[TASK TO CARRY OUT]
Scan each line of the records for the word "title" and extract the ones that have it.

[LISTED RECORDS]
-=-=-=-=-

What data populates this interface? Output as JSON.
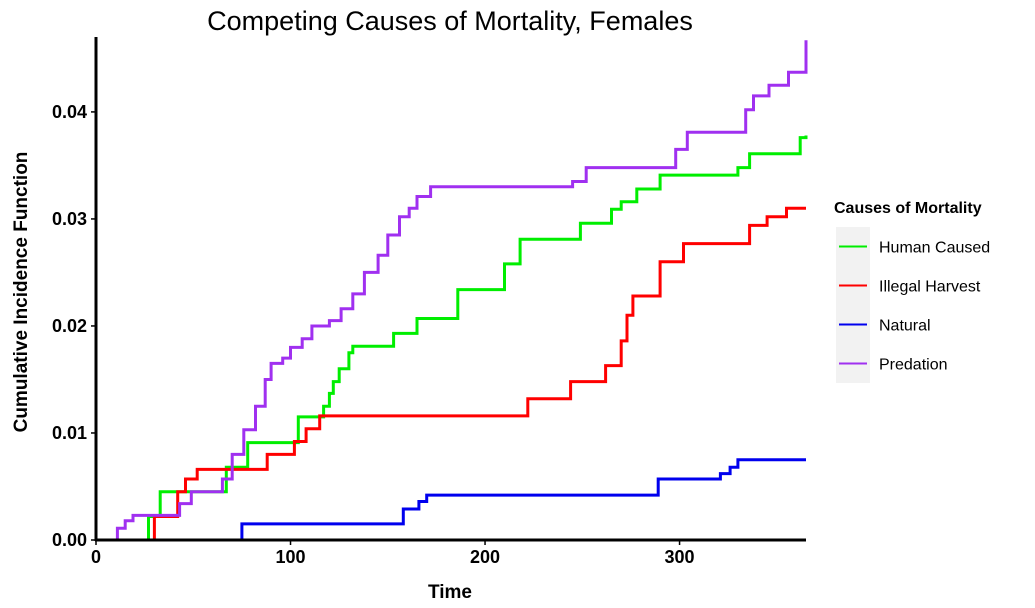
{
  "chart_data": {
    "type": "line",
    "title": "Competing Causes of Mortality, Females",
    "xlabel": "Time",
    "ylabel": "Cumulative Incidence Function",
    "xlim": [
      0,
      365
    ],
    "ylim": [
      0,
      0.047
    ],
    "x_ticks": [
      0,
      100,
      200,
      300
    ],
    "y_ticks": [
      0,
      0.01,
      0.02,
      0.03,
      0.04
    ],
    "x_tick_labels": [
      "0",
      "100",
      "200",
      "300"
    ],
    "y_tick_labels": [
      "0.00",
      "0.01",
      "0.02",
      "0.03",
      "0.04"
    ],
    "grid": false,
    "step": true,
    "legend": {
      "title": "Causes of Mortality",
      "position": "right"
    },
    "series": [
      {
        "name": "Human Caused",
        "color": "#00ee00",
        "points": [
          [
            0,
            0
          ],
          [
            27,
            0
          ],
          [
            27,
            0.0022
          ],
          [
            33,
            0.0045
          ],
          [
            65,
            0.0045
          ],
          [
            67,
            0.0068
          ],
          [
            78,
            0.0091
          ],
          [
            100,
            0.0091
          ],
          [
            104,
            0.0115
          ],
          [
            115,
            0.0115
          ],
          [
            117,
            0.0125
          ],
          [
            120,
            0.0137
          ],
          [
            122,
            0.0148
          ],
          [
            125,
            0.016
          ],
          [
            130,
            0.0175
          ],
          [
            132,
            0.0181
          ],
          [
            150,
            0.0181
          ],
          [
            153,
            0.0193
          ],
          [
            163,
            0.0193
          ],
          [
            165,
            0.0207
          ],
          [
            180,
            0.0207
          ],
          [
            186,
            0.0234
          ],
          [
            200,
            0.0234
          ],
          [
            210,
            0.0258
          ],
          [
            218,
            0.0281
          ],
          [
            245,
            0.0281
          ],
          [
            249,
            0.0296
          ],
          [
            258,
            0.0296
          ],
          [
            265,
            0.0309
          ],
          [
            270,
            0.0316
          ],
          [
            275,
            0.0316
          ],
          [
            278,
            0.0328
          ],
          [
            287,
            0.0328
          ],
          [
            290,
            0.0341
          ],
          [
            328,
            0.0341
          ],
          [
            330,
            0.0348
          ],
          [
            336,
            0.0361
          ],
          [
            354,
            0.0361
          ],
          [
            362,
            0.0376
          ],
          [
            365,
            0.0378
          ]
        ]
      },
      {
        "name": "Illegal Harvest",
        "color": "#ff0000",
        "points": [
          [
            0,
            0
          ],
          [
            30,
            0
          ],
          [
            30,
            0.0022
          ],
          [
            39,
            0.0022
          ],
          [
            42,
            0.0045
          ],
          [
            46,
            0.0057
          ],
          [
            52,
            0.0066
          ],
          [
            83,
            0.0066
          ],
          [
            88,
            0.008
          ],
          [
            98,
            0.008
          ],
          [
            102,
            0.0092
          ],
          [
            105,
            0.0092
          ],
          [
            108,
            0.0104
          ],
          [
            112,
            0.0104
          ],
          [
            115,
            0.0116
          ],
          [
            219,
            0.0116
          ],
          [
            222,
            0.0132
          ],
          [
            241,
            0.0132
          ],
          [
            244,
            0.0148
          ],
          [
            258,
            0.0148
          ],
          [
            262,
            0.0163
          ],
          [
            267,
            0.0163
          ],
          [
            270,
            0.0186
          ],
          [
            273,
            0.021
          ],
          [
            276,
            0.0228
          ],
          [
            287,
            0.0228
          ],
          [
            290,
            0.026
          ],
          [
            298,
            0.026
          ],
          [
            302,
            0.0277
          ],
          [
            333,
            0.0277
          ],
          [
            336,
            0.0294
          ],
          [
            341,
            0.0294
          ],
          [
            345,
            0.0302
          ],
          [
            355,
            0.031
          ],
          [
            365,
            0.031
          ]
        ]
      },
      {
        "name": "Natural",
        "color": "#0000ee",
        "points": [
          [
            0,
            0
          ],
          [
            73,
            0
          ],
          [
            75,
            0.0015
          ],
          [
            154,
            0.0015
          ],
          [
            158,
            0.0029
          ],
          [
            162,
            0.0029
          ],
          [
            166,
            0.0036
          ],
          [
            170,
            0.0042
          ],
          [
            285,
            0.0042
          ],
          [
            289,
            0.0057
          ],
          [
            317,
            0.0057
          ],
          [
            321,
            0.0062
          ],
          [
            326,
            0.0068
          ],
          [
            330,
            0.0075
          ],
          [
            365,
            0.0075
          ]
        ]
      },
      {
        "name": "Predation",
        "color": "#a030f0",
        "points": [
          [
            8,
            0
          ],
          [
            11,
            0.0011
          ],
          [
            15,
            0.0018
          ],
          [
            19,
            0.0023
          ],
          [
            32,
            0.0023
          ],
          [
            37,
            0.0023
          ],
          [
            43,
            0.0034
          ],
          [
            49,
            0.0045
          ],
          [
            63,
            0.0045
          ],
          [
            65,
            0.0057
          ],
          [
            70,
            0.008
          ],
          [
            76,
            0.0103
          ],
          [
            82,
            0.0125
          ],
          [
            87,
            0.015
          ],
          [
            90,
            0.0165
          ],
          [
            96,
            0.017
          ],
          [
            100,
            0.018
          ],
          [
            106,
            0.0188
          ],
          [
            111,
            0.02
          ],
          [
            120,
            0.0205
          ],
          [
            126,
            0.0216
          ],
          [
            132,
            0.023
          ],
          [
            138,
            0.025
          ],
          [
            145,
            0.0266
          ],
          [
            150,
            0.0285
          ],
          [
            156,
            0.0302
          ],
          [
            161,
            0.031
          ],
          [
            165,
            0.0321
          ],
          [
            172,
            0.033
          ],
          [
            245,
            0.0335
          ],
          [
            252,
            0.0348
          ],
          [
            294,
            0.0348
          ],
          [
            298,
            0.0365
          ],
          [
            304,
            0.0381
          ],
          [
            329,
            0.0381
          ],
          [
            334,
            0.0402
          ],
          [
            338,
            0.0415
          ],
          [
            346,
            0.0425
          ],
          [
            356,
            0.0437
          ],
          [
            365,
            0.0467
          ]
        ]
      }
    ]
  }
}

-=-=-=-=-

[EXERCISE ANSWER]
    "title": "Competing Causes of Mortality, Females",
      "title": "Causes of Mortality",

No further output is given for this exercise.